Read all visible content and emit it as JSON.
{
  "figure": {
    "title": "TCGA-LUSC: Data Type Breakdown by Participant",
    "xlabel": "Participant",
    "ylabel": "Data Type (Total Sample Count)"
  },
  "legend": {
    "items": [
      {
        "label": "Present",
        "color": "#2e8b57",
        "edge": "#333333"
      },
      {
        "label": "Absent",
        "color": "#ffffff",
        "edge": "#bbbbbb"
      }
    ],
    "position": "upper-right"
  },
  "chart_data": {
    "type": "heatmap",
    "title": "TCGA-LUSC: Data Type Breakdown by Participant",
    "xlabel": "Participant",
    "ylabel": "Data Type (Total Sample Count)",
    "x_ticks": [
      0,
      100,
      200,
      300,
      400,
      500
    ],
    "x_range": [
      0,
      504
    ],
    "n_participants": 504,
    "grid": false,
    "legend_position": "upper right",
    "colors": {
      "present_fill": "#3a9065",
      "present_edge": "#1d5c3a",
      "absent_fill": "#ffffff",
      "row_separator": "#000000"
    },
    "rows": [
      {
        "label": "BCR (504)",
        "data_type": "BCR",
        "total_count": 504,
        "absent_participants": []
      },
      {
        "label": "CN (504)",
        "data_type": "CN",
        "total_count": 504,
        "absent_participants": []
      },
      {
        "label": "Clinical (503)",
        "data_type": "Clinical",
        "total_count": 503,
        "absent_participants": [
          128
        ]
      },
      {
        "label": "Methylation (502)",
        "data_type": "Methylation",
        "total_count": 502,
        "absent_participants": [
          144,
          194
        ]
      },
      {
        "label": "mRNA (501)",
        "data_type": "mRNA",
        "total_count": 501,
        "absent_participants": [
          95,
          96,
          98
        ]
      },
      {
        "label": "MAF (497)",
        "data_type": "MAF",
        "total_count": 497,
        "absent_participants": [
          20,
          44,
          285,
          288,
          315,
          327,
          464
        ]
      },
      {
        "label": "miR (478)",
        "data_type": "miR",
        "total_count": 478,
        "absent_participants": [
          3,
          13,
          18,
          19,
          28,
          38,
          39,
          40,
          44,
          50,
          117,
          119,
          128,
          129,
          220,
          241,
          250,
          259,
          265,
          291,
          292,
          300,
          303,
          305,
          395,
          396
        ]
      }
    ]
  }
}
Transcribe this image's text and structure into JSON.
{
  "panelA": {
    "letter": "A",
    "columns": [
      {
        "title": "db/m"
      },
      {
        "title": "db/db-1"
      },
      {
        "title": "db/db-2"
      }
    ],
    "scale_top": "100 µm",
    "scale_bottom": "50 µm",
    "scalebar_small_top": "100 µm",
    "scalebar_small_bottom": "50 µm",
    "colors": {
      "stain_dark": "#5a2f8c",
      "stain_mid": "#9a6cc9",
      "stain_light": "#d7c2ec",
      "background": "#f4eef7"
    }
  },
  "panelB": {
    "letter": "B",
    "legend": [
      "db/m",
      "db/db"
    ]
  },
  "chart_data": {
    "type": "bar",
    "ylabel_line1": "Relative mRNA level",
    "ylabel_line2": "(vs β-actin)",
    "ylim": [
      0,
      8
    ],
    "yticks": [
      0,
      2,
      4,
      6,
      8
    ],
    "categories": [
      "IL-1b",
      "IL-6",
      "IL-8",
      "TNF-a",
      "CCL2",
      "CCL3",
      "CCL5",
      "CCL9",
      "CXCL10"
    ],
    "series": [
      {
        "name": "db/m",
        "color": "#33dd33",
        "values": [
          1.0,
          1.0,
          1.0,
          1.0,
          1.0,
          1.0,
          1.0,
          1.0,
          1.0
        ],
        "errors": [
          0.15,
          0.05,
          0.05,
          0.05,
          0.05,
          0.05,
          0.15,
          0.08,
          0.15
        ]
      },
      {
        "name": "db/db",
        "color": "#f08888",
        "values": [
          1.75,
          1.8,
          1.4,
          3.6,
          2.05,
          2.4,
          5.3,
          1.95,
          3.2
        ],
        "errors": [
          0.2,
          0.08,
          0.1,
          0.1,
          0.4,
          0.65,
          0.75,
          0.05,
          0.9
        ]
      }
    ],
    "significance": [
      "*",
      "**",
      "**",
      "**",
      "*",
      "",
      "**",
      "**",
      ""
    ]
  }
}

*Task directions*. Go through the material above, and wherever a line holds the word "title", copy it.

*Result*.
    "title": "TCGA-LUSC: Data Type Breakdown by Participant",
    "title": "TCGA-LUSC: Data Type Breakdown by Participant",
        "title": "db/m"
        "title": "db/db-1"
        "title": "db/db-2"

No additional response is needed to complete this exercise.